STATED TASK.
Look over the lines below. Report each one that includes the string "name".

EXTRACTED ENTRIES.

- - - -

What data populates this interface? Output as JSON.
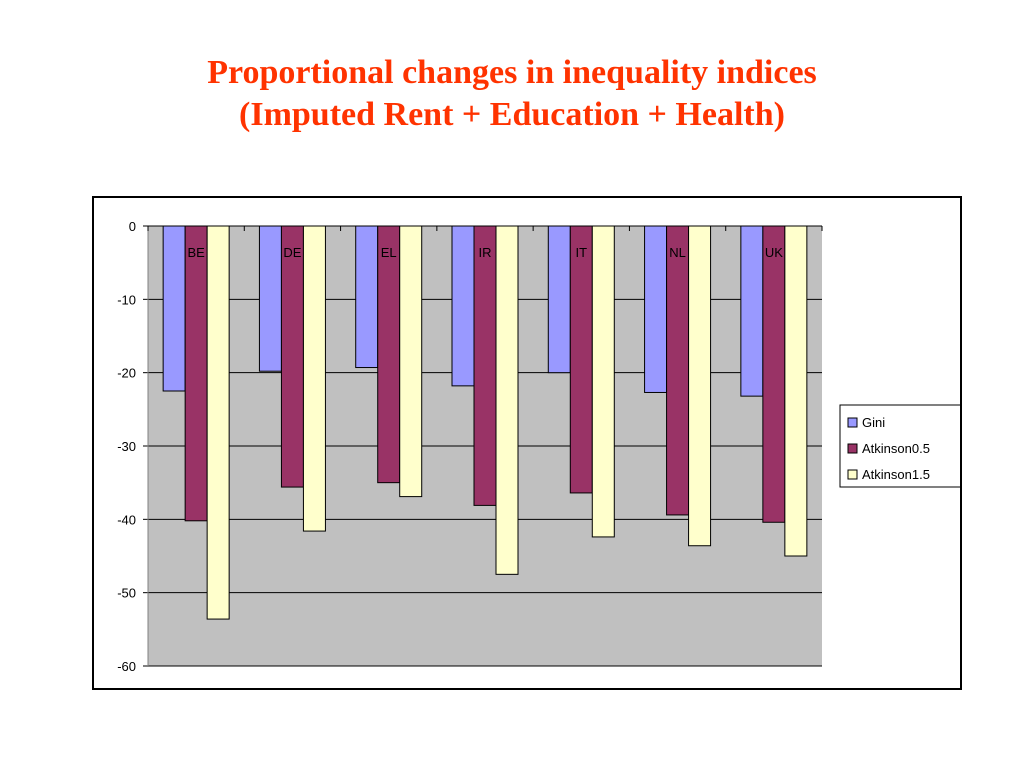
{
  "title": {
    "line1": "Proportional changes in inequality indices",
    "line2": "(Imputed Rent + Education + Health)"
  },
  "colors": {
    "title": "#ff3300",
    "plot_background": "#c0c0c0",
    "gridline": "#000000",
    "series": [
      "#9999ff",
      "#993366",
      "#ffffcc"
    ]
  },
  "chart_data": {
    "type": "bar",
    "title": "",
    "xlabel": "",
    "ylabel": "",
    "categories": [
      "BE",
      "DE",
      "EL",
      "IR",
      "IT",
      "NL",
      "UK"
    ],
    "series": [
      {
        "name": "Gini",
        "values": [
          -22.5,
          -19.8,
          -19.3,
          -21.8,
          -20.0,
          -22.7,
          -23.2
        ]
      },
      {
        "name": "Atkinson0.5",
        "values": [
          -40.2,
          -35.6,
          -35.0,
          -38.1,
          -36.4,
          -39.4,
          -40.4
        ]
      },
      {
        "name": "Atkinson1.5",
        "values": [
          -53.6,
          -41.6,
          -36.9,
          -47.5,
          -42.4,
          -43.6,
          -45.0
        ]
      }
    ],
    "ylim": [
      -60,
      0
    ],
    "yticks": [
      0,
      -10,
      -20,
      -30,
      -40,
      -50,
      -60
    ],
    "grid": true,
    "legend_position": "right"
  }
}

- - - -

TASK SOLUTION.
        "name": "Gini",
        "name": "Atkinson0.5",
        "name": "Atkinson1.5",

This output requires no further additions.